** START Supplied material **

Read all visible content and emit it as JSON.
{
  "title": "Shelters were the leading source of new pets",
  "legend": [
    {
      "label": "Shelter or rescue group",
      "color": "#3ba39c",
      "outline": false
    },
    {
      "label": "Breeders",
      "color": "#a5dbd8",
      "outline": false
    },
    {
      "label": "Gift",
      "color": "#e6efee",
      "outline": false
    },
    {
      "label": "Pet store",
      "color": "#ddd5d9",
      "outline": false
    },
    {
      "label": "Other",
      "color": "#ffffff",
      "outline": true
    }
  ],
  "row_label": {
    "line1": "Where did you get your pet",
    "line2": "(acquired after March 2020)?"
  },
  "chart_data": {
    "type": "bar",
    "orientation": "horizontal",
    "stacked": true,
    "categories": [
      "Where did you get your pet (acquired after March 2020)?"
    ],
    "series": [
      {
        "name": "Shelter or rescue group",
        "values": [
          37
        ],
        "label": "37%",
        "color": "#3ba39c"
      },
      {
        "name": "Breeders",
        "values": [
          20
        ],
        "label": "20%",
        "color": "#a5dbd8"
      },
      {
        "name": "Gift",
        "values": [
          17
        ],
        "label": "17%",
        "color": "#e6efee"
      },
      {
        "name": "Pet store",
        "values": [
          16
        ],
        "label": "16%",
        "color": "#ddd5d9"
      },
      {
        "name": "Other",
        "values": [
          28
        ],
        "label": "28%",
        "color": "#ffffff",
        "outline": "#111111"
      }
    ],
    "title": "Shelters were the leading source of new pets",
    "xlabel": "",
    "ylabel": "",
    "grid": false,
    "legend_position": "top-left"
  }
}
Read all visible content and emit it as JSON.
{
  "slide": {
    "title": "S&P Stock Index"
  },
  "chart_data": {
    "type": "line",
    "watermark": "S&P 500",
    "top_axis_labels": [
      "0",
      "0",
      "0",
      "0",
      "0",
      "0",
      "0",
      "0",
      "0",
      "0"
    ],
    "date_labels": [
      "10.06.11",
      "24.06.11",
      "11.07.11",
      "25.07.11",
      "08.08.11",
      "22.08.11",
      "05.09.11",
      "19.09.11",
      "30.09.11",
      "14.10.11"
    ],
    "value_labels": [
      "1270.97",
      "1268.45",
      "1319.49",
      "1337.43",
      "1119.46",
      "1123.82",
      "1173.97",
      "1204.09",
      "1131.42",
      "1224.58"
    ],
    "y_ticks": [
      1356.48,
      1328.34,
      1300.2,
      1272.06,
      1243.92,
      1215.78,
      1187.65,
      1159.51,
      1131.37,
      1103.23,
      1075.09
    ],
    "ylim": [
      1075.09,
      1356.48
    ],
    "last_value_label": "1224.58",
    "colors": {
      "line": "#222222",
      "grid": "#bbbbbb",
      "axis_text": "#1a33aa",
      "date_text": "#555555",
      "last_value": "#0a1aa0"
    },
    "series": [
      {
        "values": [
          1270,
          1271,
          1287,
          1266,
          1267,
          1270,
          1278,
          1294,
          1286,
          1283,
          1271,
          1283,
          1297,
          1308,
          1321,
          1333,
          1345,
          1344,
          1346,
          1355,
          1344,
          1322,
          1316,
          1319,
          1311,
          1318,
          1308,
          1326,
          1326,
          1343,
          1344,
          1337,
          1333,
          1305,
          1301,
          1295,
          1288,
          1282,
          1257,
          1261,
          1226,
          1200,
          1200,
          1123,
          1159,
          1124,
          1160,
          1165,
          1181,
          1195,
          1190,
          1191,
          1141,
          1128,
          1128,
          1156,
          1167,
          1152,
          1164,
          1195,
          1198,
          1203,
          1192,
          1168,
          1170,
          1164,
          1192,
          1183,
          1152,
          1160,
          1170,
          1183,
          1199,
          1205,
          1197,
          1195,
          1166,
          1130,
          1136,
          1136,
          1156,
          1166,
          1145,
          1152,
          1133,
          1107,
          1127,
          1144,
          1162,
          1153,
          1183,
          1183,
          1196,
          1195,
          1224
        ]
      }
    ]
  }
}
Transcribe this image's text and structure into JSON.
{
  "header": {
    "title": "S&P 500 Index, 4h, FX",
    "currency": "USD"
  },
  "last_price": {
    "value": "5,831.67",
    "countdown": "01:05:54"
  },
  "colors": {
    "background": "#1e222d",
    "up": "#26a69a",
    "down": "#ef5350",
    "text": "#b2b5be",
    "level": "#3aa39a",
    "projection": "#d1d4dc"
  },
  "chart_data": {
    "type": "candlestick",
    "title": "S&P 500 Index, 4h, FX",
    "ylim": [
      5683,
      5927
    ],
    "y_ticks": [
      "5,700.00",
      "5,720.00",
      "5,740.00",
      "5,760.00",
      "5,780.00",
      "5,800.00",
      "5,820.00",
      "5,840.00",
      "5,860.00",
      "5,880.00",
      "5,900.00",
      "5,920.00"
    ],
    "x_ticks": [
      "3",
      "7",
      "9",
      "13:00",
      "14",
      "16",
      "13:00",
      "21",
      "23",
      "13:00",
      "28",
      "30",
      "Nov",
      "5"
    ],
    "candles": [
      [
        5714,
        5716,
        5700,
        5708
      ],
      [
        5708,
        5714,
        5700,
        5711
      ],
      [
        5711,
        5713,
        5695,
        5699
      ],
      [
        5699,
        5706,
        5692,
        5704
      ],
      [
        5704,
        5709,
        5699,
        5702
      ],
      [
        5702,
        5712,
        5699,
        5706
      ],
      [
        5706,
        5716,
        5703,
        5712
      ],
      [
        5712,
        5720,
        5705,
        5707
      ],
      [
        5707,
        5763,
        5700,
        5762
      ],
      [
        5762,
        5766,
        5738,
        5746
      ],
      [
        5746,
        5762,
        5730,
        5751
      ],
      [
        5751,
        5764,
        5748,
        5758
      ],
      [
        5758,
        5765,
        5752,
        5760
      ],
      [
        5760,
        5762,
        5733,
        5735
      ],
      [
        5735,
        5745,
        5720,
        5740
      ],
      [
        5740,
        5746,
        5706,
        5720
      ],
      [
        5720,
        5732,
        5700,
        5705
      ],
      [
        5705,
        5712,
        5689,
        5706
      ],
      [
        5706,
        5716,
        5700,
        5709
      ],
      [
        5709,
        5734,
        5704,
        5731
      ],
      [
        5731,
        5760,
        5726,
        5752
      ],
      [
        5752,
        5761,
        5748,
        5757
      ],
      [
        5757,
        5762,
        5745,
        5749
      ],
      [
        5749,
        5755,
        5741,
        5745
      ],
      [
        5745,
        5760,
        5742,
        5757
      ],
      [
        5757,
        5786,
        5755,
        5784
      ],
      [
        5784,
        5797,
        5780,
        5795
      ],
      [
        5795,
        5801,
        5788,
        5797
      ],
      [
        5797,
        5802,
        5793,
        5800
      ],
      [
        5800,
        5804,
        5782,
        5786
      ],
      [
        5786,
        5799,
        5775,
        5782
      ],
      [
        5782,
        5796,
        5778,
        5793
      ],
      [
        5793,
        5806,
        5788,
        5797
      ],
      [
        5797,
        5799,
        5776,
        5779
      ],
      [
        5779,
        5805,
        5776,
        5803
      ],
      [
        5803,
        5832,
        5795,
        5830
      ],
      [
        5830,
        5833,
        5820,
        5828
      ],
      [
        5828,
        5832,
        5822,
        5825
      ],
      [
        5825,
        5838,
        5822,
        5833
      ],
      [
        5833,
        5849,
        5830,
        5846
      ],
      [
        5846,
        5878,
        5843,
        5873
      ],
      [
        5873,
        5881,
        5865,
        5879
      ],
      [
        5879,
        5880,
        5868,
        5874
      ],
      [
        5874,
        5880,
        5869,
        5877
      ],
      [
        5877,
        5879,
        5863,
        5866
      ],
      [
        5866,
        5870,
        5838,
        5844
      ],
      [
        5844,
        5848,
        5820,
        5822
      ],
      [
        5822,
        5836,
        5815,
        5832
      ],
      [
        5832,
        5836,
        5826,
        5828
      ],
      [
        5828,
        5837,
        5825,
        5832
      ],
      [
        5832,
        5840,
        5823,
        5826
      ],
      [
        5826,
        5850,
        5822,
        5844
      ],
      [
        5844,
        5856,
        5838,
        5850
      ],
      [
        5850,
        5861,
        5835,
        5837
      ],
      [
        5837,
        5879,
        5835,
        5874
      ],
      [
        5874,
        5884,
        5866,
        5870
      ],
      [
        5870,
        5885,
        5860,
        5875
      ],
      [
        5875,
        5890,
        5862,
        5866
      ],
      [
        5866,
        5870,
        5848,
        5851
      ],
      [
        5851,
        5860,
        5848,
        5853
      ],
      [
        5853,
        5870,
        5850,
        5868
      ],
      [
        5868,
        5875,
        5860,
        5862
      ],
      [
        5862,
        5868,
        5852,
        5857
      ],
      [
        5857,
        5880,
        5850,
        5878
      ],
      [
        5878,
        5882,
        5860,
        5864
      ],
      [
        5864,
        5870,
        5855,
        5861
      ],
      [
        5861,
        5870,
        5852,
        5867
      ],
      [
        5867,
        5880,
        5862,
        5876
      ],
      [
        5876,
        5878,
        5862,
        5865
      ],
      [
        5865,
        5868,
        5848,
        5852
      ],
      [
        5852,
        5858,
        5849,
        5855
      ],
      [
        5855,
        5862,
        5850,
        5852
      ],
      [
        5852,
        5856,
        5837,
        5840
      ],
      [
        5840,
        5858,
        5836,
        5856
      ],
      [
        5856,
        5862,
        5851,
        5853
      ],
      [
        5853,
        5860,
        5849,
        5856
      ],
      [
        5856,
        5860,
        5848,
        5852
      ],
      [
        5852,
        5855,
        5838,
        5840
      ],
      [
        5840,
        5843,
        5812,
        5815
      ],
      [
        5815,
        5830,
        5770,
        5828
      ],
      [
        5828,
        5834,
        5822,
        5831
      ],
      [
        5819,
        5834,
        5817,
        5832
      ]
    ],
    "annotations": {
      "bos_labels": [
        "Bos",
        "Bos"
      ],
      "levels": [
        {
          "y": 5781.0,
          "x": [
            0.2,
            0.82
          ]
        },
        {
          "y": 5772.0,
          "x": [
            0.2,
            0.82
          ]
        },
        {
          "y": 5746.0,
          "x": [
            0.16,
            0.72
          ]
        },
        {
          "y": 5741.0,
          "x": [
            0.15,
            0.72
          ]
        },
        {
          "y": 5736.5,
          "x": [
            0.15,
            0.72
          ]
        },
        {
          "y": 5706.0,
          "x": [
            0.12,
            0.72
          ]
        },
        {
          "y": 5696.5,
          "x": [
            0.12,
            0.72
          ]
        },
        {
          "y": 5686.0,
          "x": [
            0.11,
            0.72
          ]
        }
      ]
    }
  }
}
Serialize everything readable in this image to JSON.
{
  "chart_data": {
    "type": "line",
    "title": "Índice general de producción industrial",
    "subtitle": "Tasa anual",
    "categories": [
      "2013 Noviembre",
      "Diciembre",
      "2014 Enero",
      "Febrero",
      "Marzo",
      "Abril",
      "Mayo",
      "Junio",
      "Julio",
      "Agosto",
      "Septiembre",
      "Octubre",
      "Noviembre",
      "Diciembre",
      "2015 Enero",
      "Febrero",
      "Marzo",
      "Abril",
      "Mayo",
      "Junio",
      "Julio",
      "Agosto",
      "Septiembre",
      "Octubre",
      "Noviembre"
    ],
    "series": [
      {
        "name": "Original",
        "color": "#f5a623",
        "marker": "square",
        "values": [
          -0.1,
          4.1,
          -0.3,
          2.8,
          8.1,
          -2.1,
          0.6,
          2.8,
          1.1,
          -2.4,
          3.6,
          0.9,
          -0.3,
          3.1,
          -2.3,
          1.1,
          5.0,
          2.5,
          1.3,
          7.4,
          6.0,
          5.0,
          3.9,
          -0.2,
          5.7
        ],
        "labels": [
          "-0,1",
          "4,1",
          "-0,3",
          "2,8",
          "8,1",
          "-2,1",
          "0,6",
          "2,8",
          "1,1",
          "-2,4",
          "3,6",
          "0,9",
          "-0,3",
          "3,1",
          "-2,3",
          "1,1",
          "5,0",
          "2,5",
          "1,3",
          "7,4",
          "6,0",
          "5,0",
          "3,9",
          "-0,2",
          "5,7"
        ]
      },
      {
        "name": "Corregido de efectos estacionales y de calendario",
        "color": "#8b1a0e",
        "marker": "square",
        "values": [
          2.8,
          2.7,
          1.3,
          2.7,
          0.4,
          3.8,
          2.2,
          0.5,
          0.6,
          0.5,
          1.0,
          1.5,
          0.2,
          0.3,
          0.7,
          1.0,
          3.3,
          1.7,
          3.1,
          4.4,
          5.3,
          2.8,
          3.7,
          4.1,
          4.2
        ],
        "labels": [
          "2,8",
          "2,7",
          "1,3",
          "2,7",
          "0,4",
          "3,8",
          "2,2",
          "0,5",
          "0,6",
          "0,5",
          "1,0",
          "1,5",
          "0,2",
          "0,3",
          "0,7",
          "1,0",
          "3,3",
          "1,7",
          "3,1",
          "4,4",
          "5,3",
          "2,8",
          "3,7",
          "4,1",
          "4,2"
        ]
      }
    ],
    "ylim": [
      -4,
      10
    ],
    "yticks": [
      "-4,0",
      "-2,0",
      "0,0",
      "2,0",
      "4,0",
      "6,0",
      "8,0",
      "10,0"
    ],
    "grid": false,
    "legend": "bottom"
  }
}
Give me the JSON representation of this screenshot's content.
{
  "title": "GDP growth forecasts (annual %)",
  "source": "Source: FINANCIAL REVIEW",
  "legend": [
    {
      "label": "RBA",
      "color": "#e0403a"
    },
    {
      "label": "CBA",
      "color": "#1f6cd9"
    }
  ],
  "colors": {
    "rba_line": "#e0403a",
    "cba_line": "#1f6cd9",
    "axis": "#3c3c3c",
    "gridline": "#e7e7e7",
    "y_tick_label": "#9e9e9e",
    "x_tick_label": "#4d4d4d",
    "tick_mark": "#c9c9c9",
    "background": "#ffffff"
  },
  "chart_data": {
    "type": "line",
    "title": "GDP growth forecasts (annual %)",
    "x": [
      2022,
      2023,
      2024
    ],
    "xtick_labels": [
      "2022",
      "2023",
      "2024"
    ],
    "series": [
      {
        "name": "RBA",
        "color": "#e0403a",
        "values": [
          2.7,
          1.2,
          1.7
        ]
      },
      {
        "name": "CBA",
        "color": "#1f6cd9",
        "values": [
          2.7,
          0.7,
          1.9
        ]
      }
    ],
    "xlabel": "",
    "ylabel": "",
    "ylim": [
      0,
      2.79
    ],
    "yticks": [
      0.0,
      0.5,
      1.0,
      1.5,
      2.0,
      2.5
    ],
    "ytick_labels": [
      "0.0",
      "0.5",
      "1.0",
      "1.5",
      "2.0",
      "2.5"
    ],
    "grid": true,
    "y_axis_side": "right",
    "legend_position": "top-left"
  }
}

** END Supplied material **

**Task to complete:** Consider the entries above and return each line with the string "were".

**The result:**
  "title": "Shelters were the leading source of new pets",
    "title": "Shelters were the leading source of new pets",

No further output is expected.